◆ Prompt ◆
Look through the lines of the material and count those containing "أعجمية". Give that count alone.

◆ Records for the task ◆

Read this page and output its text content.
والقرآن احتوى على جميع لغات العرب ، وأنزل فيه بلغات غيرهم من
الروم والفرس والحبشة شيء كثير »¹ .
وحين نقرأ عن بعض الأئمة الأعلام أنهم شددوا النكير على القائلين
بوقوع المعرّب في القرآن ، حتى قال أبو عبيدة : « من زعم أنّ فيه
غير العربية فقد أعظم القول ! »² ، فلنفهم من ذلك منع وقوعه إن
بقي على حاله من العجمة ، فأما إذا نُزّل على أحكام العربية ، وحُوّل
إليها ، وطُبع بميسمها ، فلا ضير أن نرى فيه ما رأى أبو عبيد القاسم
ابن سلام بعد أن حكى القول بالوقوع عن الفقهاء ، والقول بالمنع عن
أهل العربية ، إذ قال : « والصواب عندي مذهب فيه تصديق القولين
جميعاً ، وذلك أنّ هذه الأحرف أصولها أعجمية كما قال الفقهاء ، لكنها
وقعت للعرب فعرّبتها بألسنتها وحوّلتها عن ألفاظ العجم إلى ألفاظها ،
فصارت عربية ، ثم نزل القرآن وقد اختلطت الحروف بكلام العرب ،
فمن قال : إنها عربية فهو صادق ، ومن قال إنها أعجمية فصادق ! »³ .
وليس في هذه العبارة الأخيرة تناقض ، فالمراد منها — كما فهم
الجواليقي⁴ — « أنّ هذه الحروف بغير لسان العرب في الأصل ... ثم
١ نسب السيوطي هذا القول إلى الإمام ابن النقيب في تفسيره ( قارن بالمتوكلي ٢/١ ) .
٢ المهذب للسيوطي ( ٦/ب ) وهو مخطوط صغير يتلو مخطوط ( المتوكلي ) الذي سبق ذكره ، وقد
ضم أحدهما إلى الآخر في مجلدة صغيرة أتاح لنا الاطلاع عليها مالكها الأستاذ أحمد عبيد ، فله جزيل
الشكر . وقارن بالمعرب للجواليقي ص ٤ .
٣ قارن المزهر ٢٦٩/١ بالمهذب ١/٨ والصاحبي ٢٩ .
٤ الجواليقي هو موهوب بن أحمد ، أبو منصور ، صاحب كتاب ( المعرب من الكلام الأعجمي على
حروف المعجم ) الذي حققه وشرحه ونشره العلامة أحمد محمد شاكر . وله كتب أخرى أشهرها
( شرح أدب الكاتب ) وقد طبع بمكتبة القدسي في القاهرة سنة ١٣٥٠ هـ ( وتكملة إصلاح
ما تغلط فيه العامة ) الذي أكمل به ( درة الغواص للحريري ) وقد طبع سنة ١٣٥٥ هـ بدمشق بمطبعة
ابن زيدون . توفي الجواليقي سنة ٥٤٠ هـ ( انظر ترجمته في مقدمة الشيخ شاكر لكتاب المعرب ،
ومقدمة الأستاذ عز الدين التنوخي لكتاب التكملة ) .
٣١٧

◆ Solution to this problem ◆
2